— Start The input —

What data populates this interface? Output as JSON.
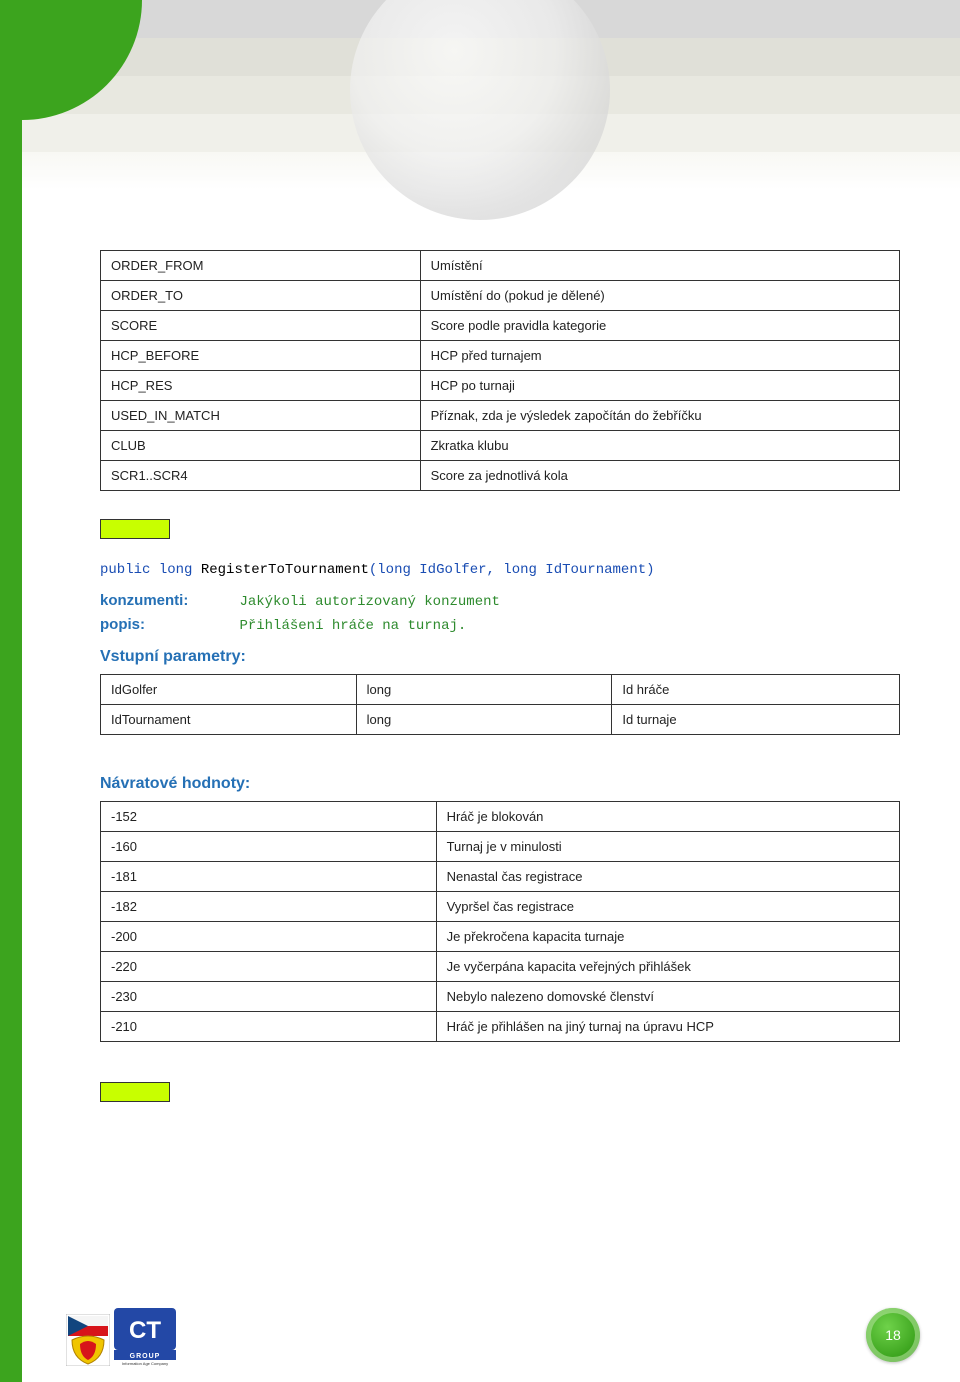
{
  "colors": {
    "left_border": "#3ca41e",
    "highlight_bar": "#c8ff00",
    "section_title": "#2570b5",
    "code_keyword": "#1a4db3",
    "code_mono_green": "#2e8b2e",
    "table_border": "#333333",
    "text": "#222222"
  },
  "table1": {
    "rows": [
      {
        "col1": "ORDER_FROM",
        "col2": "Umístění"
      },
      {
        "col1": "ORDER_TO",
        "col2": "Umístění do (pokud je dělené)"
      },
      {
        "col1": "SCORE",
        "col2": "Score podle pravidla kategorie"
      },
      {
        "col1": "HCP_BEFORE",
        "col2": "HCP před turnajem"
      },
      {
        "col1": "HCP_RES",
        "col2": "HCP po turnaji"
      },
      {
        "col1": "USED_IN_MATCH",
        "col2": "Příznak, zda je výsledek započítán do žebříčku"
      },
      {
        "col1": "CLUB",
        "col2": "Zkratka klubu"
      },
      {
        "col1": "SCR1..SCR4",
        "col2": "Score za jednotlivá kola"
      }
    ],
    "col1_width_pct": 40
  },
  "method": {
    "signature_html_parts": {
      "public": "public",
      "ret_type": "long",
      "name": "RegisterToTournament",
      "params": "(long IdGolfer, long IdTournament)"
    },
    "konzumenti_label": "konzumenti:",
    "konzumenti_val": "Jakýkoli autorizovaný konzument",
    "popis_label": "popis:",
    "popis_val": "Přihlášení hráče na turnaj."
  },
  "inputs_title": "Vstupní parametry:",
  "inputs": {
    "rows": [
      {
        "c1": "IdGolfer",
        "c2": "long",
        "c3": "Id hráče"
      },
      {
        "c1": "IdTournament",
        "c2": "long",
        "c3": "Id turnaje"
      }
    ],
    "col_widths_pct": [
      32,
      32,
      36
    ]
  },
  "returns_title": "Návratové hodnoty:",
  "returns": {
    "rows": [
      {
        "c1": "-152",
        "c2": "Hráč je blokován"
      },
      {
        "c1": "-160",
        "c2": "Turnaj je v minulosti"
      },
      {
        "c1": "-181",
        "c2": "Nenastal čas registrace"
      },
      {
        "c1": "-182",
        "c2": "Vypršel čas registrace"
      },
      {
        "c1": "-200",
        "c2": "Je překročena kapacita turnaje"
      },
      {
        "c1": "-220",
        "c2": "Je vyčerpána kapacita veřejných přihlášek"
      },
      {
        "c1": "-230",
        "c2": "Nebylo nalezeno domovské členství"
      },
      {
        "c1": "-210",
        "c2": "Hráč je přihlášen na jiný turnaj na úpravu HCP"
      }
    ],
    "col1_width_pct": 42
  },
  "page_number": "18"
}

— End The input —

--- Request ---
Images in the data above are to be skipped. Retype all other material exactly.

--- Result of this exercise ---
What data populates this interface? Output as JSON.
{
  "colors": {
    "left_border": "#3ca41e",
    "highlight_bar": "#c8ff00",
    "section_title": "#2570b5",
    "code_keyword": "#1a4db3",
    "code_mono_green": "#2e8b2e",
    "table_border": "#333333",
    "text": "#222222"
  },
  "table1": {
    "rows": [
      {
        "col1": "ORDER_FROM",
        "col2": "Umístění"
      },
      {
        "col1": "ORDER_TO",
        "col2": "Umístění do (pokud je dělené)"
      },
      {
        "col1": "SCORE",
        "col2": "Score podle pravidla kategorie"
      },
      {
        "col1": "HCP_BEFORE",
        "col2": "HCP před turnajem"
      },
      {
        "col1": "HCP_RES",
        "col2": "HCP po turnaji"
      },
      {
        "col1": "USED_IN_MATCH",
        "col2": "Příznak, zda je výsledek započítán do žebříčku"
      },
      {
        "col1": "CLUB",
        "col2": "Zkratka klubu"
      },
      {
        "col1": "SCR1..SCR4",
        "col2": "Score za jednotlivá kola"
      }
    ],
    "col1_width_pct": 40
  },
  "method": {
    "signature_html_parts": {
      "public": "public",
      "ret_type": "long",
      "name": "RegisterToTournament",
      "params": "(long IdGolfer, long IdTournament)"
    },
    "konzumenti_label": "konzumenti:",
    "konzumenti_val": "Jakýkoli autorizovaný konzument",
    "popis_label": "popis:",
    "popis_val": "Přihlášení hráče na turnaj."
  },
  "inputs_title": "Vstupní parametry:",
  "inputs": {
    "rows": [
      {
        "c1": "IdGolfer",
        "c2": "long",
        "c3": "Id hráče"
      },
      {
        "c1": "IdTournament",
        "c2": "long",
        "c3": "Id turnaje"
      }
    ],
    "col_widths_pct": [
      32,
      32,
      36
    ]
  },
  "returns_title": "Návratové hodnoty:",
  "returns": {
    "rows": [
      {
        "c1": "-152",
        "c2": "Hráč je blokován"
      },
      {
        "c1": "-160",
        "c2": "Turnaj je v minulosti"
      },
      {
        "c1": "-181",
        "c2": "Nenastal čas registrace"
      },
      {
        "c1": "-182",
        "c2": "Vypršel čas registrace"
      },
      {
        "c1": "-200",
        "c2": "Je překročena kapacita turnaje"
      },
      {
        "c1": "-220",
        "c2": "Je vyčerpána kapacita veřejných přihlášek"
      },
      {
        "c1": "-230",
        "c2": "Nebylo nalezeno domovské členství"
      },
      {
        "c1": "-210",
        "c2": "Hráč je přihlášen na jiný turnaj na úpravu HCP"
      }
    ],
    "col1_width_pct": 42
  },
  "page_number": "18"
}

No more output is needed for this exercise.